• Input material
begin

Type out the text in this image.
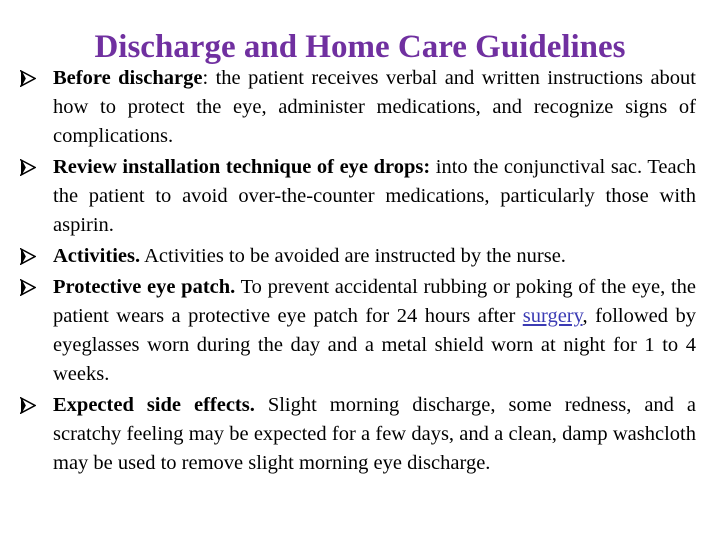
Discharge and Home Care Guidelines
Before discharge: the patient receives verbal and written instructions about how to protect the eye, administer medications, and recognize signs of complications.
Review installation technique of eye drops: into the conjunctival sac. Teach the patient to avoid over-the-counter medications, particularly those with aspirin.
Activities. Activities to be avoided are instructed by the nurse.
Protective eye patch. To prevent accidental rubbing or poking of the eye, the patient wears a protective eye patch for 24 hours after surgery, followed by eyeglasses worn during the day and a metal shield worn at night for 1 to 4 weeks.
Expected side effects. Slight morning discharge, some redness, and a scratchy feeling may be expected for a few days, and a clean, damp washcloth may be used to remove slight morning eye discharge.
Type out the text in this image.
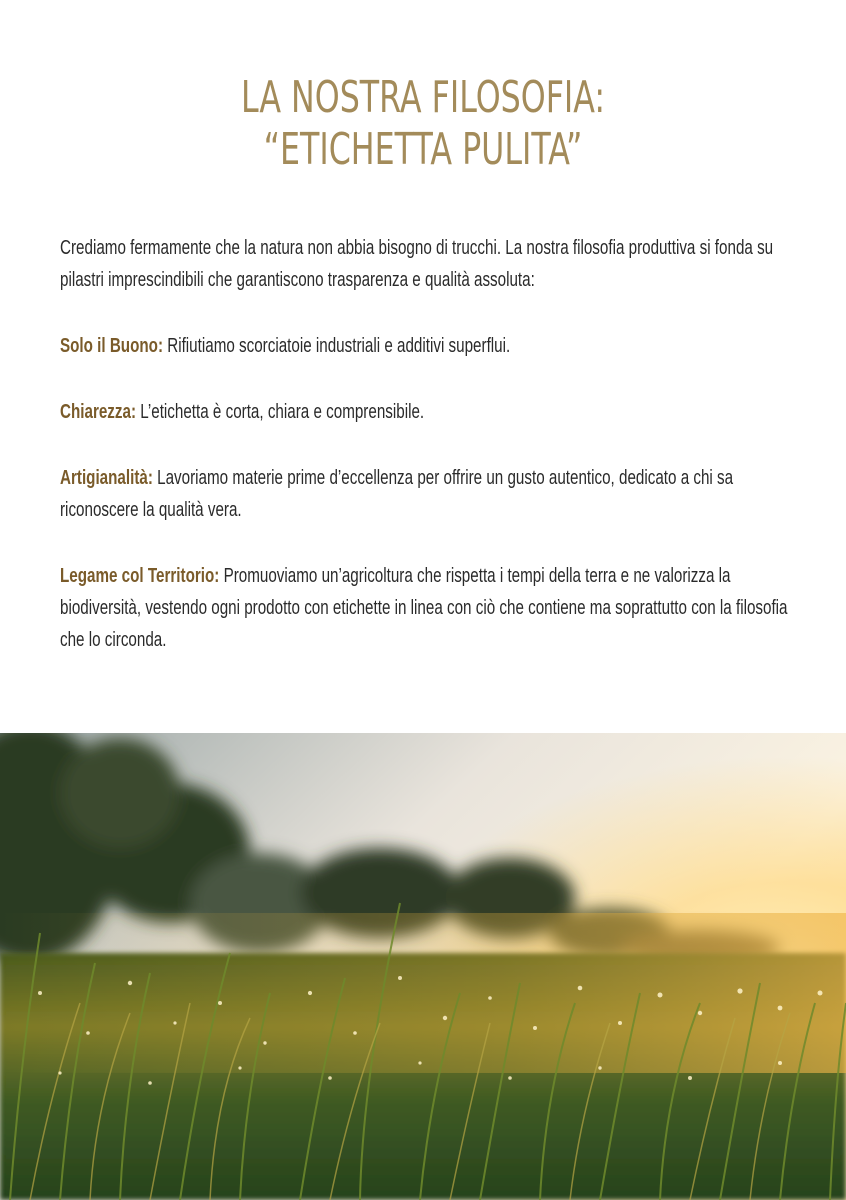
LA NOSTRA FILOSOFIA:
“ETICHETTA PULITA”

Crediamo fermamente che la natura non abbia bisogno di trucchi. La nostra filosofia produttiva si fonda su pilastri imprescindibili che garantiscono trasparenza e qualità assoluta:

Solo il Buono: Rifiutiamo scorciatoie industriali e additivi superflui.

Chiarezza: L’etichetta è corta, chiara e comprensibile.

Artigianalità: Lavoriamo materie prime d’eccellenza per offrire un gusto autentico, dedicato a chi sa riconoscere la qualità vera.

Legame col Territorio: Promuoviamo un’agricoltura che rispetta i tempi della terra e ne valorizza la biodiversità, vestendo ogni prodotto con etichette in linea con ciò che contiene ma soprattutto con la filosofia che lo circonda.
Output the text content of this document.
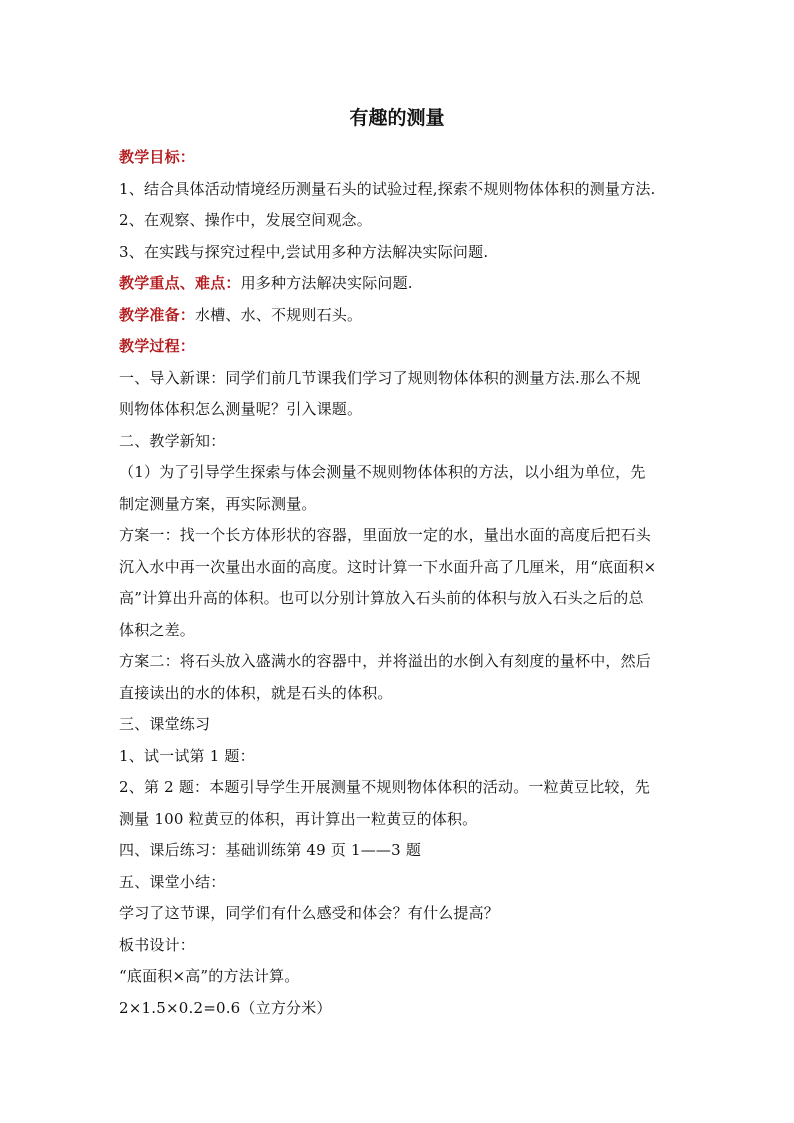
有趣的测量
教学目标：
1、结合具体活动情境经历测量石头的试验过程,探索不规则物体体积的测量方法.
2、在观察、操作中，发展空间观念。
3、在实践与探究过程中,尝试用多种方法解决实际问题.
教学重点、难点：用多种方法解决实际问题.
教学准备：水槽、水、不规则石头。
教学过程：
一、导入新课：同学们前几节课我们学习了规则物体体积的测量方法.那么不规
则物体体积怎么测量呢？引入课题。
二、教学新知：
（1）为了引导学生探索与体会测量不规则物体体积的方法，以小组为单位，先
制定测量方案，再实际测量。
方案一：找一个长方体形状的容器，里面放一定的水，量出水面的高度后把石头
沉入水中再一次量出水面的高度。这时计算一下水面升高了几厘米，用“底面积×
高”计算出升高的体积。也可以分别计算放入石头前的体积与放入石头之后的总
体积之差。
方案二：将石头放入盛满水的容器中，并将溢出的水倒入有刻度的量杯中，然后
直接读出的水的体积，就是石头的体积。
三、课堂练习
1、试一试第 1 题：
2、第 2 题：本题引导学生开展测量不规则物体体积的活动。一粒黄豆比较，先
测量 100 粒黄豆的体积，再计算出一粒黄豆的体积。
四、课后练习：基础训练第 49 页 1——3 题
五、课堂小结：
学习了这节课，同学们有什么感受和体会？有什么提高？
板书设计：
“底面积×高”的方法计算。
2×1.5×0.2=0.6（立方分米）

end
begin

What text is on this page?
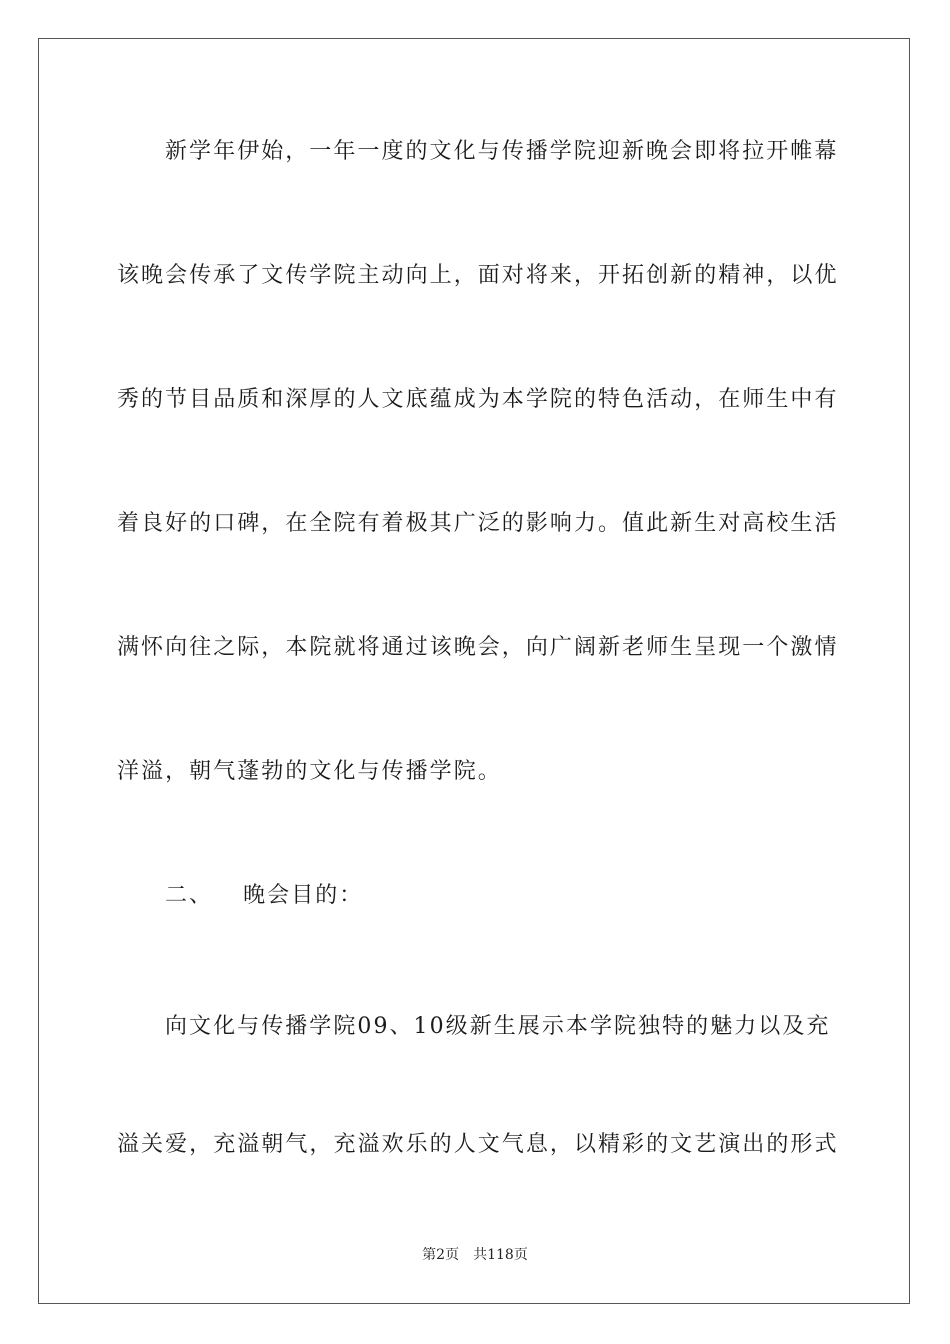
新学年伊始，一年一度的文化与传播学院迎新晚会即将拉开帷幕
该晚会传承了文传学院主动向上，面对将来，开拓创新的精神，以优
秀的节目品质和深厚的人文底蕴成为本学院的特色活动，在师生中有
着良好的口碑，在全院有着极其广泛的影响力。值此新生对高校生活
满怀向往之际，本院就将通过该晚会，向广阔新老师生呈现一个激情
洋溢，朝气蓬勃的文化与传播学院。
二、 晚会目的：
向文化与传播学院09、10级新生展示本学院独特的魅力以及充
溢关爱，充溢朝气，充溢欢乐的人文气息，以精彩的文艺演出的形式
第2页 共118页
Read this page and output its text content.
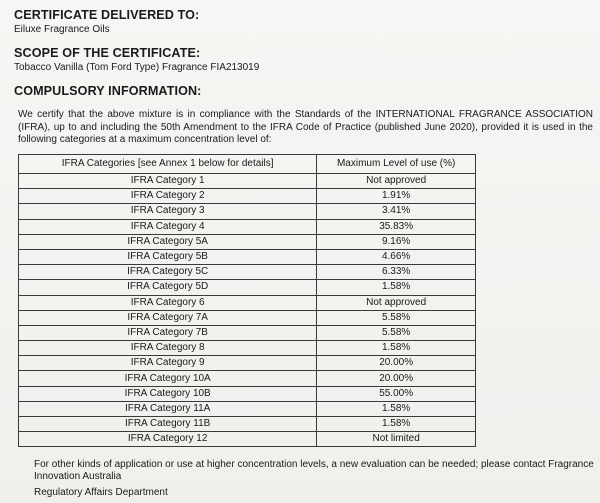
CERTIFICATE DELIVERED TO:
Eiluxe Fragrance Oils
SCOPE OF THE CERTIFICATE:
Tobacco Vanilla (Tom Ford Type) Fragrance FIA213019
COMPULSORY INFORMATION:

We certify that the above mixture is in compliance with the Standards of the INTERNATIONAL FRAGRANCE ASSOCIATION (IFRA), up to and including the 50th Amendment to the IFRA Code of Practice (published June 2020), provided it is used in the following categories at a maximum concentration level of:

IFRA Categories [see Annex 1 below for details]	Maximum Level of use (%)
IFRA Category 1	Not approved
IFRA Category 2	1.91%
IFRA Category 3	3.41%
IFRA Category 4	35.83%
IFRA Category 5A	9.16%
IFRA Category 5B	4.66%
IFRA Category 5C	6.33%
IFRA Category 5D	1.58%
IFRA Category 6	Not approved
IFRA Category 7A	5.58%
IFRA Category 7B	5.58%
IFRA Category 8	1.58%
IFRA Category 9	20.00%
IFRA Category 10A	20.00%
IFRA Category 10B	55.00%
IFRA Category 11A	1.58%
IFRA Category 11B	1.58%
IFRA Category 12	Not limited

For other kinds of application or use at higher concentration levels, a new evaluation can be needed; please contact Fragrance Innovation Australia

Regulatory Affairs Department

end
begin

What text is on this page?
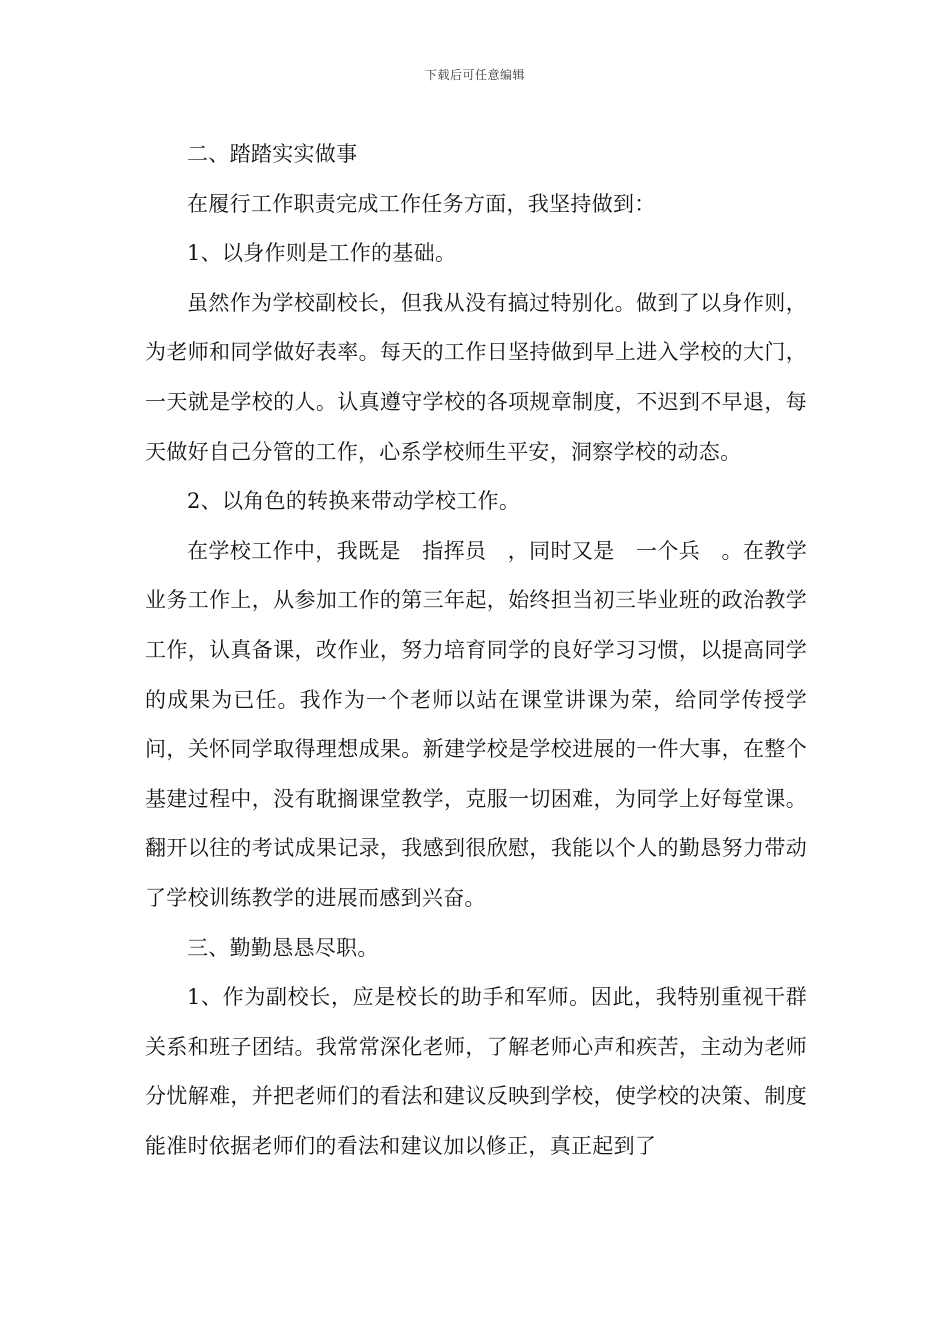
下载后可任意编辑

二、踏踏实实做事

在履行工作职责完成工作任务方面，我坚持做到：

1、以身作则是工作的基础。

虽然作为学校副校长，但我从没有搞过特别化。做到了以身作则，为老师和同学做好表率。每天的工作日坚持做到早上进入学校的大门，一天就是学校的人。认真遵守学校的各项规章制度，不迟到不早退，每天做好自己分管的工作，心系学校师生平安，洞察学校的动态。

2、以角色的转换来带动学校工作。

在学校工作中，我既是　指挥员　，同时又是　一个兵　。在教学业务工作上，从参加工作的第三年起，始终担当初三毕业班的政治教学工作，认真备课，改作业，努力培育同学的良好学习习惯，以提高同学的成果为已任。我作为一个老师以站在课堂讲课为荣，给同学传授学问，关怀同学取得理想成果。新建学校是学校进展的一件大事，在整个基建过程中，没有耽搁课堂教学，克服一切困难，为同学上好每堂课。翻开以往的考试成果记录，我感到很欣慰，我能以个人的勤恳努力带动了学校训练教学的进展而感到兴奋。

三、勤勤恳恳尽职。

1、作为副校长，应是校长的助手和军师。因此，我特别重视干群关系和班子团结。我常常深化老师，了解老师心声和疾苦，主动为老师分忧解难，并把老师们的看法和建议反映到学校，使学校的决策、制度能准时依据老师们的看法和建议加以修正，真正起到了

end

• The exercise
Work out how many lines of the listing above include the word "medications". Reply with nothing but the count.

• Solution to this exercise
2